Data listing:
════════════════

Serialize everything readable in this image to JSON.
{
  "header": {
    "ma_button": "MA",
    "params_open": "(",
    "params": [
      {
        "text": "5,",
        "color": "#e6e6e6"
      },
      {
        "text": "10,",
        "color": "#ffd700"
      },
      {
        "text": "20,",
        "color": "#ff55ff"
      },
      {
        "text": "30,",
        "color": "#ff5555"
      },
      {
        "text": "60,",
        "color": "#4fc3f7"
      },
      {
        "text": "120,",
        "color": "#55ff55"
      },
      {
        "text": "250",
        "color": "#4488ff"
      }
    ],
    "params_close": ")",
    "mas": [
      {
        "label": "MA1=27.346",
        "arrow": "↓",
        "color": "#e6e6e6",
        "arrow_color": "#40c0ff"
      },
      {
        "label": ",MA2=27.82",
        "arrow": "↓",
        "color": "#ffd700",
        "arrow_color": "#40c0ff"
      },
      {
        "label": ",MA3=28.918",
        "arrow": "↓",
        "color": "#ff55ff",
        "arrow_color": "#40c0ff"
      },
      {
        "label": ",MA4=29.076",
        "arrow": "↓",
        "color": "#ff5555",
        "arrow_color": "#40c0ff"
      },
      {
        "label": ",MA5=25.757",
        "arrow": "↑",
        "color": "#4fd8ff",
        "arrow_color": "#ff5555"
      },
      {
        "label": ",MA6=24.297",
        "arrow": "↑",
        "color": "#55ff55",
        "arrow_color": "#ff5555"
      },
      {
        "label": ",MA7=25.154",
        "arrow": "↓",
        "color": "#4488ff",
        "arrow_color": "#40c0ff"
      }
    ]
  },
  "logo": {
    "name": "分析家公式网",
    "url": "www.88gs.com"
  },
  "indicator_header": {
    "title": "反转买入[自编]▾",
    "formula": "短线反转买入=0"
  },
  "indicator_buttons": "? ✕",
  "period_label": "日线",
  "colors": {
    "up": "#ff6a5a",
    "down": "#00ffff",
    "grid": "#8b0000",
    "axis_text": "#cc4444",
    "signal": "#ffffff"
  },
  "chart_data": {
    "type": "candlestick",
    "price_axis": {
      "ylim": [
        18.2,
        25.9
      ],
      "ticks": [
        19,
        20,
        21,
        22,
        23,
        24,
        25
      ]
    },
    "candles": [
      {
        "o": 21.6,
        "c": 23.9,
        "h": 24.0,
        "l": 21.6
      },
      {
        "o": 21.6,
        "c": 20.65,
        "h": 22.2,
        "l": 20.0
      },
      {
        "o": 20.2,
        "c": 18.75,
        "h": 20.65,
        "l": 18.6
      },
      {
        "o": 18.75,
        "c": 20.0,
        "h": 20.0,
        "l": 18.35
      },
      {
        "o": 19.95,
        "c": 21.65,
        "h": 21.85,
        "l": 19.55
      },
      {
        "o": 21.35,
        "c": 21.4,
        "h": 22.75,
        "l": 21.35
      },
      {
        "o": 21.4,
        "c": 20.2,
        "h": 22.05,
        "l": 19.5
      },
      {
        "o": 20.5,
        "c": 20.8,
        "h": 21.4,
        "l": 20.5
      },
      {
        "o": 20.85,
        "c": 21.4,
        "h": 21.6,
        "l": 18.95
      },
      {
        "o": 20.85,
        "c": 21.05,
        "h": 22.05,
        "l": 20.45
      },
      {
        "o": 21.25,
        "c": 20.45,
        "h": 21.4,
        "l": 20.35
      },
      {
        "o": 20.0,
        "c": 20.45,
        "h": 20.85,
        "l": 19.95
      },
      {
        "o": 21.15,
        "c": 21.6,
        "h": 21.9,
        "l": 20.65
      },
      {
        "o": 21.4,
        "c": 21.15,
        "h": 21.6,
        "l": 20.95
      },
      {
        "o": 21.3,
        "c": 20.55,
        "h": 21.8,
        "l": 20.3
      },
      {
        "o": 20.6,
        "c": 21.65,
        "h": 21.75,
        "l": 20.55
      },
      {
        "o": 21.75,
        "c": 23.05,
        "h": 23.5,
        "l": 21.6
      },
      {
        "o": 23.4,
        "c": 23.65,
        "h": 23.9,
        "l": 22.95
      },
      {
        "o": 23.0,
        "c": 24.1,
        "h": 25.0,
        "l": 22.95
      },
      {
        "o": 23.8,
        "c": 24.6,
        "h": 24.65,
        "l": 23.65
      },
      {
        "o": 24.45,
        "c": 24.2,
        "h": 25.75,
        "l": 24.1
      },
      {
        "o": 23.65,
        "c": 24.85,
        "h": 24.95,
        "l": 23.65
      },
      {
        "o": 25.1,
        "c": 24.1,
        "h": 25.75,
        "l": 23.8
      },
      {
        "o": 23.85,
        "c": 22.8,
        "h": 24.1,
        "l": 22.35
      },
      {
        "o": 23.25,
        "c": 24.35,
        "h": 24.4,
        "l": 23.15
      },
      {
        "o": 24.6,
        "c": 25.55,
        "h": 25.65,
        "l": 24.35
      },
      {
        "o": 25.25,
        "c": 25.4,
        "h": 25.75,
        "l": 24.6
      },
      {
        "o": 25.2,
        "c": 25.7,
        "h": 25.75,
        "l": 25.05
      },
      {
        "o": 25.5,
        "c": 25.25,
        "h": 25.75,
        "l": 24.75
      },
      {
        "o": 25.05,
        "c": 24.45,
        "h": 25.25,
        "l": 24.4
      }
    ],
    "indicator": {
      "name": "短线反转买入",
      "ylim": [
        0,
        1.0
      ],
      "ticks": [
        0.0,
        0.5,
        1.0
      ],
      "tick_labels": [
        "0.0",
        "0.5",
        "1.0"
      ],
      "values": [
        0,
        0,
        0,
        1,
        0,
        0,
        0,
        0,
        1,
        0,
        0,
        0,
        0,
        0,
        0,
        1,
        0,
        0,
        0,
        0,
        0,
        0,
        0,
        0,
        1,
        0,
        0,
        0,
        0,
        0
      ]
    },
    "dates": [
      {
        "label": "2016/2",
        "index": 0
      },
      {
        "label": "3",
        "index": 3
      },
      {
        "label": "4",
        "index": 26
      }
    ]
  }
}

════════════════

What the task requires: Every entry must be output again, exactly as written above.

Solution to this task:
Serialize everything readable in this image to JSON.
{
  "header": {
    "ma_button": "MA",
    "params_open": "(",
    "params": [
      {
        "text": "5,",
        "color": "#e6e6e6"
      },
      {
        "text": "10,",
        "color": "#ffd700"
      },
      {
        "text": "20,",
        "color": "#ff55ff"
      },
      {
        "text": "30,",
        "color": "#ff5555"
      },
      {
        "text": "60,",
        "color": "#4fc3f7"
      },
      {
        "text": "120,",
        "color": "#55ff55"
      },
      {
        "text": "250",
        "color": "#4488ff"
      }
    ],
    "params_close": ")",
    "mas": [
      {
        "label": "MA1=27.346",
        "arrow": "↓",
        "color": "#e6e6e6",
        "arrow_color": "#40c0ff"
      },
      {
        "label": ",MA2=27.82",
        "arrow": "↓",
        "color": "#ffd700",
        "arrow_color": "#40c0ff"
      },
      {
        "label": ",MA3=28.918",
        "arrow": "↓",
        "color": "#ff55ff",
        "arrow_color": "#40c0ff"
      },
      {
        "label": ",MA4=29.076",
        "arrow": "↓",
        "color": "#ff5555",
        "arrow_color": "#40c0ff"
      },
      {
        "label": ",MA5=25.757",
        "arrow": "↑",
        "color": "#4fd8ff",
        "arrow_color": "#ff5555"
      },
      {
        "label": ",MA6=24.297",
        "arrow": "↑",
        "color": "#55ff55",
        "arrow_color": "#ff5555"
      },
      {
        "label": ",MA7=25.154",
        "arrow": "↓",
        "color": "#4488ff",
        "arrow_color": "#40c0ff"
      }
    ]
  },
  "logo": {
    "name": "分析家公式网",
    "url": "www.88gs.com"
  },
  "indicator_header": {
    "title": "反转买入[自编]▾",
    "formula": "短线反转买入=0"
  },
  "indicator_buttons": "? ✕",
  "period_label": "日线",
  "colors": {
    "up": "#ff6a5a",
    "down": "#00ffff",
    "grid": "#8b0000",
    "axis_text": "#cc4444",
    "signal": "#ffffff"
  },
  "chart_data": {
    "type": "candlestick",
    "price_axis": {
      "ylim": [
        18.2,
        25.9
      ],
      "ticks": [
        19,
        20,
        21,
        22,
        23,
        24,
        25
      ]
    },
    "candles": [
      {
        "o": 21.6,
        "c": 23.9,
        "h": 24.0,
        "l": 21.6
      },
      {
        "o": 21.6,
        "c": 20.65,
        "h": 22.2,
        "l": 20.0
      },
      {
        "o": 20.2,
        "c": 18.75,
        "h": 20.65,
        "l": 18.6
      },
      {
        "o": 18.75,
        "c": 20.0,
        "h": 20.0,
        "l": 18.35
      },
      {
        "o": 19.95,
        "c": 21.65,
        "h": 21.85,
        "l": 19.55
      },
      {
        "o": 21.35,
        "c": 21.4,
        "h": 22.75,
        "l": 21.35
      },
      {
        "o": 21.4,
        "c": 20.2,
        "h": 22.05,
        "l": 19.5
      },
      {
        "o": 20.5,
        "c": 20.8,
        "h": 21.4,
        "l": 20.5
      },
      {
        "o": 20.85,
        "c": 21.4,
        "h": 21.6,
        "l": 18.95
      },
      {
        "o": 20.85,
        "c": 21.05,
        "h": 22.05,
        "l": 20.45
      },
      {
        "o": 21.25,
        "c": 20.45,
        "h": 21.4,
        "l": 20.35
      },
      {
        "o": 20.0,
        "c": 20.45,
        "h": 20.85,
        "l": 19.95
      },
      {
        "o": 21.15,
        "c": 21.6,
        "h": 21.9,
        "l": 20.65
      },
      {
        "o": 21.4,
        "c": 21.15,
        "h": 21.6,
        "l": 20.95
      },
      {
        "o": 21.3,
        "c": 20.55,
        "h": 21.8,
        "l": 20.3
      },
      {
        "o": 20.6,
        "c": 21.65,
        "h": 21.75,
        "l": 20.55
      },
      {
        "o": 21.75,
        "c": 23.05,
        "h": 23.5,
        "l": 21.6
      },
      {
        "o": 23.4,
        "c": 23.65,
        "h": 23.9,
        "l": 22.95
      },
      {
        "o": 23.0,
        "c": 24.1,
        "h": 25.0,
        "l": 22.95
      },
      {
        "o": 23.8,
        "c": 24.6,
        "h": 24.65,
        "l": 23.65
      },
      {
        "o": 24.45,
        "c": 24.2,
        "h": 25.75,
        "l": 24.1
      },
      {
        "o": 23.65,
        "c": 24.85,
        "h": 24.95,
        "l": 23.65
      },
      {
        "o": 25.1,
        "c": 24.1,
        "h": 25.75,
        "l": 23.8
      },
      {
        "o": 23.85,
        "c": 22.8,
        "h": 24.1,
        "l": 22.35
      },
      {
        "o": 23.25,
        "c": 24.35,
        "h": 24.4,
        "l": 23.15
      },
      {
        "o": 24.6,
        "c": 25.55,
        "h": 25.65,
        "l": 24.35
      },
      {
        "o": 25.25,
        "c": 25.4,
        "h": 25.75,
        "l": 24.6
      },
      {
        "o": 25.2,
        "c": 25.7,
        "h": 25.75,
        "l": 25.05
      },
      {
        "o": 25.5,
        "c": 25.25,
        "h": 25.75,
        "l": 24.75
      },
      {
        "o": 25.05,
        "c": 24.45,
        "h": 25.25,
        "l": 24.4
      }
    ],
    "indicator": {
      "name": "短线反转买入",
      "ylim": [
        0,
        1.0
      ],
      "ticks": [
        0.0,
        0.5,
        1.0
      ],
      "tick_labels": [
        "0.0",
        "0.5",
        "1.0"
      ],
      "values": [
        0,
        0,
        0,
        1,
        0,
        0,
        0,
        0,
        1,
        0,
        0,
        0,
        0,
        0,
        0,
        1,
        0,
        0,
        0,
        0,
        0,
        0,
        0,
        0,
        1,
        0,
        0,
        0,
        0,
        0
      ]
    },
    "dates": [
      {
        "label": "2016/2",
        "index": 0
      },
      {
        "label": "3",
        "index": 3
      },
      {
        "label": "4",
        "index": 26
      }
    ]
  }
}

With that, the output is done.